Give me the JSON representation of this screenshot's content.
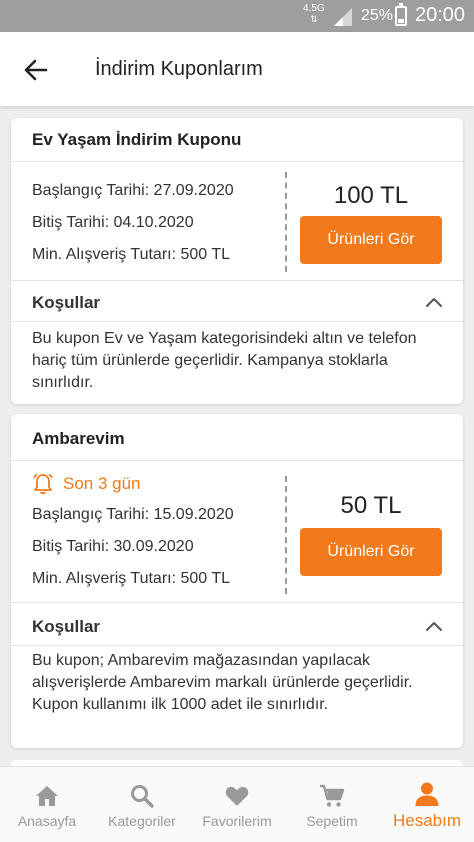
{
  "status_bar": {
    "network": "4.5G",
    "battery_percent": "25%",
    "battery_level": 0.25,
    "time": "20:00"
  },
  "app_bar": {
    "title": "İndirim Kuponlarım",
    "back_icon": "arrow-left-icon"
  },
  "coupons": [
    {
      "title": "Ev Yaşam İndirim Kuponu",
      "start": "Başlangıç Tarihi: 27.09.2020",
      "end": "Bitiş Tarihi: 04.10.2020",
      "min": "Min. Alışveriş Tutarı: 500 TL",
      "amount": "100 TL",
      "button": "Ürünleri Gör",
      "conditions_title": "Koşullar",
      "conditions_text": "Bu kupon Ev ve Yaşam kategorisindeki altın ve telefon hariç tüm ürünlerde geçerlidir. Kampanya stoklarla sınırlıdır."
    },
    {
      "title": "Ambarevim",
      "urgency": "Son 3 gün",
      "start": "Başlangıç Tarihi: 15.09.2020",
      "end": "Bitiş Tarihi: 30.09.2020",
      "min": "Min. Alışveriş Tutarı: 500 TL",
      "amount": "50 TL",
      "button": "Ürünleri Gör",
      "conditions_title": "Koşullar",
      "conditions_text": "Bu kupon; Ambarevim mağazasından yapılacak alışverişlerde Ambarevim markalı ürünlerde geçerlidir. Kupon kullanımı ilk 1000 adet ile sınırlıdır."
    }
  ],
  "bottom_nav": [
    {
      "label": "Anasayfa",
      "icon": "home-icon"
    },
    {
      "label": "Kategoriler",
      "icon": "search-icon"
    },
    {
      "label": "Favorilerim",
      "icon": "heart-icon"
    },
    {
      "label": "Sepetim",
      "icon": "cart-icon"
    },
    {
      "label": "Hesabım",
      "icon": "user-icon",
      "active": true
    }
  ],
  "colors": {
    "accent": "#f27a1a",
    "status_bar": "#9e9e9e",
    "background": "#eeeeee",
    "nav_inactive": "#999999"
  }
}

————

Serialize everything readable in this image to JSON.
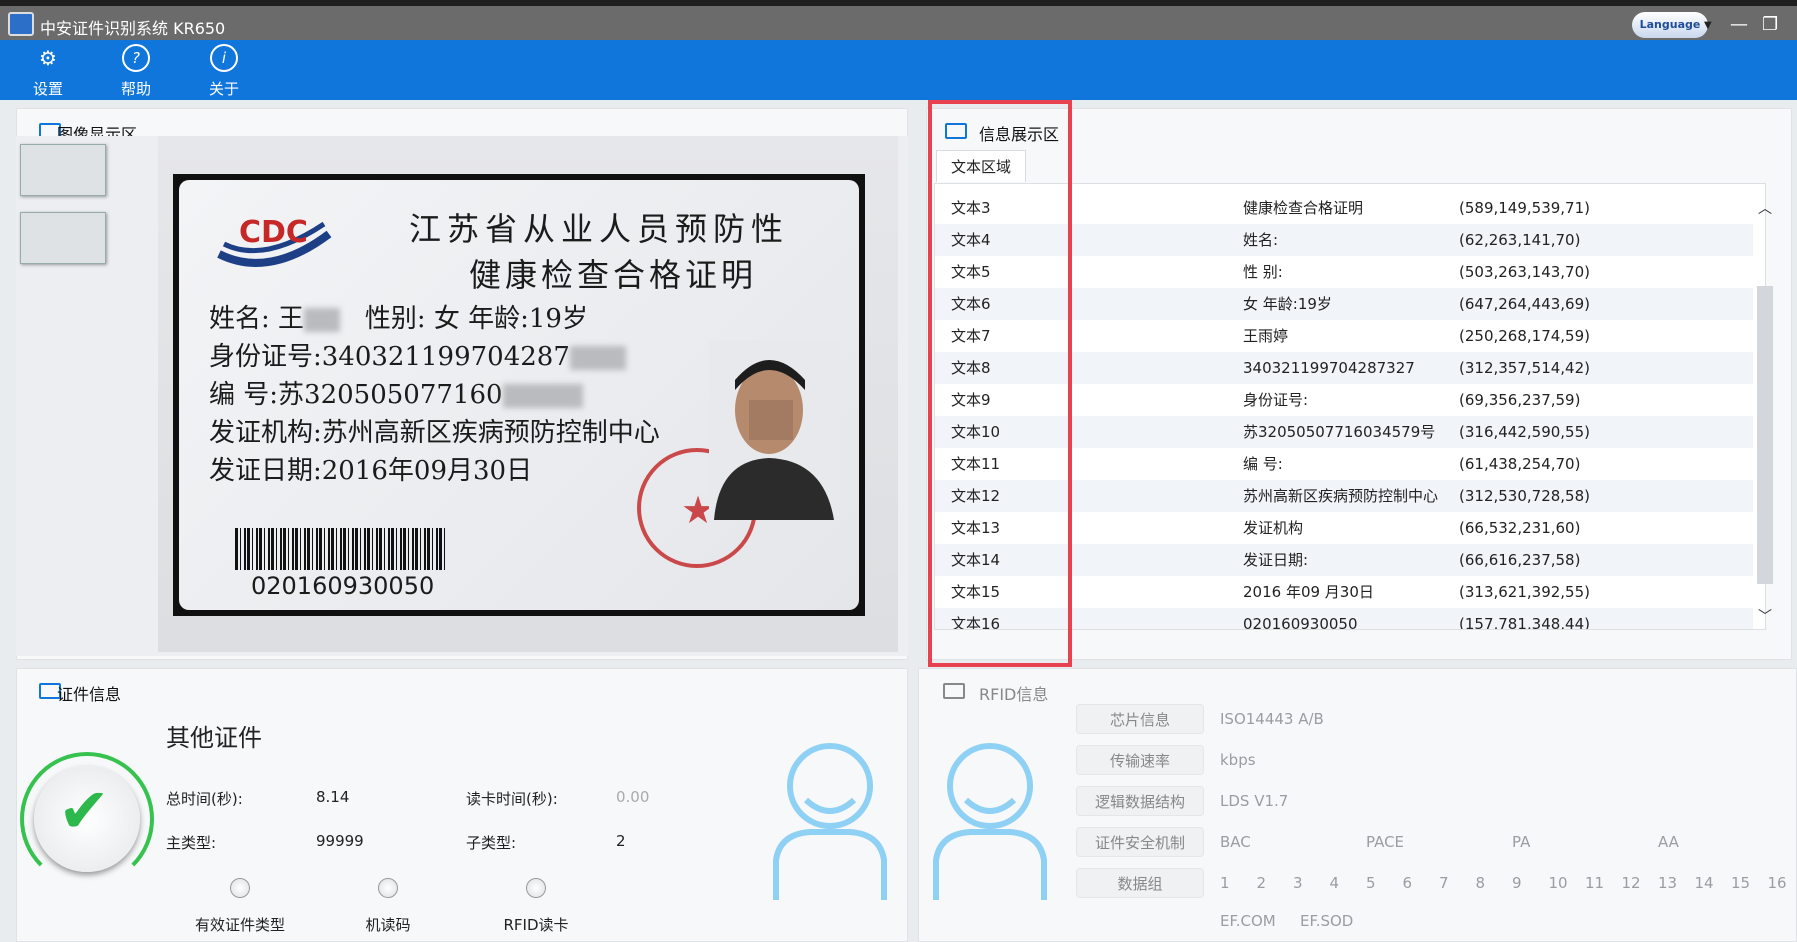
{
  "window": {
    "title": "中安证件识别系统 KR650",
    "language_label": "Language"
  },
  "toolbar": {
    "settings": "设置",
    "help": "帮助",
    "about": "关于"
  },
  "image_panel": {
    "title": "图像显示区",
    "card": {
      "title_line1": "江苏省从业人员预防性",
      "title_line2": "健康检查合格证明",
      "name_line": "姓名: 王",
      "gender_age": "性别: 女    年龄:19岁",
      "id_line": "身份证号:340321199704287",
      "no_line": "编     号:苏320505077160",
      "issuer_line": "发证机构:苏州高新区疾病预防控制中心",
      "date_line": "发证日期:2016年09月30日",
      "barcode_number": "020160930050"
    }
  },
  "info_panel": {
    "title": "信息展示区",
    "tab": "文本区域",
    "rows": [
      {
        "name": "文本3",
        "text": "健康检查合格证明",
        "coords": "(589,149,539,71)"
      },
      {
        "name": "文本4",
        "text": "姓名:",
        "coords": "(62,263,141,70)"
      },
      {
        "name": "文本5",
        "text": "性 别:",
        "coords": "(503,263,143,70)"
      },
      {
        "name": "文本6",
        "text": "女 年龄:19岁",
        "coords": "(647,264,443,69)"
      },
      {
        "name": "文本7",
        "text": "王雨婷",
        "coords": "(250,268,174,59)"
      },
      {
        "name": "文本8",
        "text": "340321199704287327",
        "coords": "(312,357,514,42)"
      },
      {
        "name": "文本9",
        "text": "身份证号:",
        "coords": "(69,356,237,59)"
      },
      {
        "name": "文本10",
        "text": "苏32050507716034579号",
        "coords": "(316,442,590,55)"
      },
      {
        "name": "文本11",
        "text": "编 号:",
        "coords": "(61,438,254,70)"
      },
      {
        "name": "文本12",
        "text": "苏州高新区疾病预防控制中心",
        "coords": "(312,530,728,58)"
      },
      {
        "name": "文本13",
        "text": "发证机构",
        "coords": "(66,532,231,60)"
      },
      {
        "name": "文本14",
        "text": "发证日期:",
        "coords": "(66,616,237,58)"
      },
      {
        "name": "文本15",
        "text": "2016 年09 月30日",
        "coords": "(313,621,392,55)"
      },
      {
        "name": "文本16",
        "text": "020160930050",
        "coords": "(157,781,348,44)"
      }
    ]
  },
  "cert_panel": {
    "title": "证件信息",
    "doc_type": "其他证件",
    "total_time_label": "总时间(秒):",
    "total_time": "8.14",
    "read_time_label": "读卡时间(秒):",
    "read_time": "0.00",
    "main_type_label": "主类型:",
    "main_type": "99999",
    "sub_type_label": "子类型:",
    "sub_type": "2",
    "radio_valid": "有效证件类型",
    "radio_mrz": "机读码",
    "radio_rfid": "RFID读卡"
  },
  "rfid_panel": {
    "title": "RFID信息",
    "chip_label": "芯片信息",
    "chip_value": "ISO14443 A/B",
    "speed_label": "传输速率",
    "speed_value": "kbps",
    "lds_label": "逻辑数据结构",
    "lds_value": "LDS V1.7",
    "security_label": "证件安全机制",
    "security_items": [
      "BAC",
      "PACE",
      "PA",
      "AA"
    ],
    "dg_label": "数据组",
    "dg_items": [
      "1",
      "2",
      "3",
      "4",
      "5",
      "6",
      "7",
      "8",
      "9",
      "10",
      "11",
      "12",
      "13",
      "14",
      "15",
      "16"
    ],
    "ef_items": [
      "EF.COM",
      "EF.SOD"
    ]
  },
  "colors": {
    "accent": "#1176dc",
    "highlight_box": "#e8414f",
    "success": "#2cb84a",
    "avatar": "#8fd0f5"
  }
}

————

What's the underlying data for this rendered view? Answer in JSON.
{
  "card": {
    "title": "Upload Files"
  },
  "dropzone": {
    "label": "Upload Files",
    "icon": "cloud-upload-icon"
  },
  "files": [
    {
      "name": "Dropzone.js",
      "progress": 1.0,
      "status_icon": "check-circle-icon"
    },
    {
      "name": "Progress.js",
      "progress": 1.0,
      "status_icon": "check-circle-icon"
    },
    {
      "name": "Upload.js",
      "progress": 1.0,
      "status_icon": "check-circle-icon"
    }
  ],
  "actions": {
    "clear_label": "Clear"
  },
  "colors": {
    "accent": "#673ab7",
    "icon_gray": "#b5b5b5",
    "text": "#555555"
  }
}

————

**WORK INSTRUCTIONS**
Look through the material and copy each line that has "苏州高新区疾病预防控制中心".

**PROBLEM SOLUTION**
      "issuer_line": "发证机构:苏州高新区疾病预防控制中心",
        "text": "苏州高新区疾病预防控制中心",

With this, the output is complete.